### Given exercise
Write each record again exactly as it stands.

### Records for this exercise
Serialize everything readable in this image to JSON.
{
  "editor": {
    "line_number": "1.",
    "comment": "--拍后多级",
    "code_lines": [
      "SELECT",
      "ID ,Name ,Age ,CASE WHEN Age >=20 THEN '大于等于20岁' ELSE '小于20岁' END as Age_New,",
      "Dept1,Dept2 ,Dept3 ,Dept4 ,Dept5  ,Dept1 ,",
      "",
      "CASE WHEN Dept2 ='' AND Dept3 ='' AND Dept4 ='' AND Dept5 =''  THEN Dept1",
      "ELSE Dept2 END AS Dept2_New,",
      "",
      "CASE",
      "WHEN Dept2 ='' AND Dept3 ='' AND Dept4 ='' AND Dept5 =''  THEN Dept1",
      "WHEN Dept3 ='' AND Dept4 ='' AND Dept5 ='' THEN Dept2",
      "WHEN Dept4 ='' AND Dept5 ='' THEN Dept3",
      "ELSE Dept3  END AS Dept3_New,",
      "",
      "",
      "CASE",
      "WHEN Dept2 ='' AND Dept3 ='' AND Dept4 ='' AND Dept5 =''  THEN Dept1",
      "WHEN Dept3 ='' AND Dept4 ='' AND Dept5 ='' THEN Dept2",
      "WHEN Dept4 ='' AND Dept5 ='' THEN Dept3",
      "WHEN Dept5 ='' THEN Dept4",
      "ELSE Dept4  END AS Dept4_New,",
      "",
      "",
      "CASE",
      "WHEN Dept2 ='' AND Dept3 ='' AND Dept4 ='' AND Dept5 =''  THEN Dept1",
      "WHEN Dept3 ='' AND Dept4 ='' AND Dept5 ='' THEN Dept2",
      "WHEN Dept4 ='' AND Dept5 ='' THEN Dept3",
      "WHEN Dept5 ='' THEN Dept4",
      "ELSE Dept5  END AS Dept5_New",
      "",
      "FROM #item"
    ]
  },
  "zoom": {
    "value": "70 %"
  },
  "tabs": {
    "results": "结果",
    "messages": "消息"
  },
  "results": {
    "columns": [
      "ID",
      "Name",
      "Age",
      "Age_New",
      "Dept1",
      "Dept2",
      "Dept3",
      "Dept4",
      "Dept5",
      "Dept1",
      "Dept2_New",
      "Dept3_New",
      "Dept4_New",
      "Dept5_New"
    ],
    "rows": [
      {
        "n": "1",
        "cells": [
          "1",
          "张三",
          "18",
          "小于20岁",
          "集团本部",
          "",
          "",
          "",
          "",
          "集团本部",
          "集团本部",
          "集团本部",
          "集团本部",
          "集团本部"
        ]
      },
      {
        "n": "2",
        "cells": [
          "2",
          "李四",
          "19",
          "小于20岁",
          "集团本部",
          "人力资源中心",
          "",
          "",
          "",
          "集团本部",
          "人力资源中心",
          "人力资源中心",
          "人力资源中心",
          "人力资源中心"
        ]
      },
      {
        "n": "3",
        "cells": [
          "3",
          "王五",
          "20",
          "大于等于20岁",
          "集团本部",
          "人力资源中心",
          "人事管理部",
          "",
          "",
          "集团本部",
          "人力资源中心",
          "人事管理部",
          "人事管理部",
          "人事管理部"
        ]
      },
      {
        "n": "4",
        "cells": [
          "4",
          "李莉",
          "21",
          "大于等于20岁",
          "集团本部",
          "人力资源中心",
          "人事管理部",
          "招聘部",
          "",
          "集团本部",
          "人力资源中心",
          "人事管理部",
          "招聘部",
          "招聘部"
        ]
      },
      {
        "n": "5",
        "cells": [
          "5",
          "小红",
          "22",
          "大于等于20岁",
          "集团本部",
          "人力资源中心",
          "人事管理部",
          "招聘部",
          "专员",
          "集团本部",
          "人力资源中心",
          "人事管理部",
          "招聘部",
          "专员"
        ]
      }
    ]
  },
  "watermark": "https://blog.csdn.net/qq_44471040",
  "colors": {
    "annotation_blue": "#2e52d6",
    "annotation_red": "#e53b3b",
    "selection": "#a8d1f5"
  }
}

### Complete answer
Serialize everything readable in this image to JSON.
{
  "editor": {
    "line_number": "1.",
    "comment": "--拍后多级",
    "code_lines": [
      "SELECT",
      "ID ,Name ,Age ,CASE WHEN Age >=20 THEN '大于等于20岁' ELSE '小于20岁' END as Age_New,",
      "Dept1,Dept2 ,Dept3 ,Dept4 ,Dept5  ,Dept1 ,",
      "",
      "CASE WHEN Dept2 ='' AND Dept3 ='' AND Dept4 ='' AND Dept5 =''  THEN Dept1",
      "ELSE Dept2 END AS Dept2_New,",
      "",
      "CASE",
      "WHEN Dept2 ='' AND Dept3 ='' AND Dept4 ='' AND Dept5 =''  THEN Dept1",
      "WHEN Dept3 ='' AND Dept4 ='' AND Dept5 ='' THEN Dept2",
      "WHEN Dept4 ='' AND Dept5 ='' THEN Dept3",
      "ELSE Dept3  END AS Dept3_New,",
      "",
      "",
      "CASE",
      "WHEN Dept2 ='' AND Dept3 ='' AND Dept4 ='' AND Dept5 =''  THEN Dept1",
      "WHEN Dept3 ='' AND Dept4 ='' AND Dept5 ='' THEN Dept2",
      "WHEN Dept4 ='' AND Dept5 ='' THEN Dept3",
      "WHEN Dept5 ='' THEN Dept4",
      "ELSE Dept4  END AS Dept4_New,",
      "",
      "",
      "CASE",
      "WHEN Dept2 ='' AND Dept3 ='' AND Dept4 ='' AND Dept5 =''  THEN Dept1",
      "WHEN Dept3 ='' AND Dept4 ='' AND Dept5 ='' THEN Dept2",
      "WHEN Dept4 ='' AND Dept5 ='' THEN Dept3",
      "WHEN Dept5 ='' THEN Dept4",
      "ELSE Dept5  END AS Dept5_New",
      "",
      "FROM #item"
    ]
  },
  "zoom": {
    "value": "70 %"
  },
  "tabs": {
    "results": "结果",
    "messages": "消息"
  },
  "results": {
    "columns": [
      "ID",
      "Name",
      "Age",
      "Age_New",
      "Dept1",
      "Dept2",
      "Dept3",
      "Dept4",
      "Dept5",
      "Dept1",
      "Dept2_New",
      "Dept3_New",
      "Dept4_New",
      "Dept5_New"
    ],
    "rows": [
      {
        "n": "1",
        "cells": [
          "1",
          "张三",
          "18",
          "小于20岁",
          "集团本部",
          "",
          "",
          "",
          "",
          "集团本部",
          "集团本部",
          "集团本部",
          "集团本部",
          "集团本部"
        ]
      },
      {
        "n": "2",
        "cells": [
          "2",
          "李四",
          "19",
          "小于20岁",
          "集团本部",
          "人力资源中心",
          "",
          "",
          "",
          "集团本部",
          "人力资源中心",
          "人力资源中心",
          "人力资源中心",
          "人力资源中心"
        ]
      },
      {
        "n": "3",
        "cells": [
          "3",
          "王五",
          "20",
          "大于等于20岁",
          "集团本部",
          "人力资源中心",
          "人事管理部",
          "",
          "",
          "集团本部",
          "人力资源中心",
          "人事管理部",
          "人事管理部",
          "人事管理部"
        ]
      },
      {
        "n": "4",
        "cells": [
          "4",
          "李莉",
          "21",
          "大于等于20岁",
          "集团本部",
          "人力资源中心",
          "人事管理部",
          "招聘部",
          "",
          "集团本部",
          "人力资源中心",
          "人事管理部",
          "招聘部",
          "招聘部"
        ]
      },
      {
        "n": "5",
        "cells": [
          "5",
          "小红",
          "22",
          "大于等于20岁",
          "集团本部",
          "人力资源中心",
          "人事管理部",
          "招聘部",
          "专员",
          "集团本部",
          "人力资源中心",
          "人事管理部",
          "招聘部",
          "专员"
        ]
      }
    ]
  },
  "watermark": "https://blog.csdn.net/qq_44471040",
  "colors": {
    "annotation_blue": "#2e52d6",
    "annotation_red": "#e53b3b",
    "selection": "#a8d1f5"
  }
}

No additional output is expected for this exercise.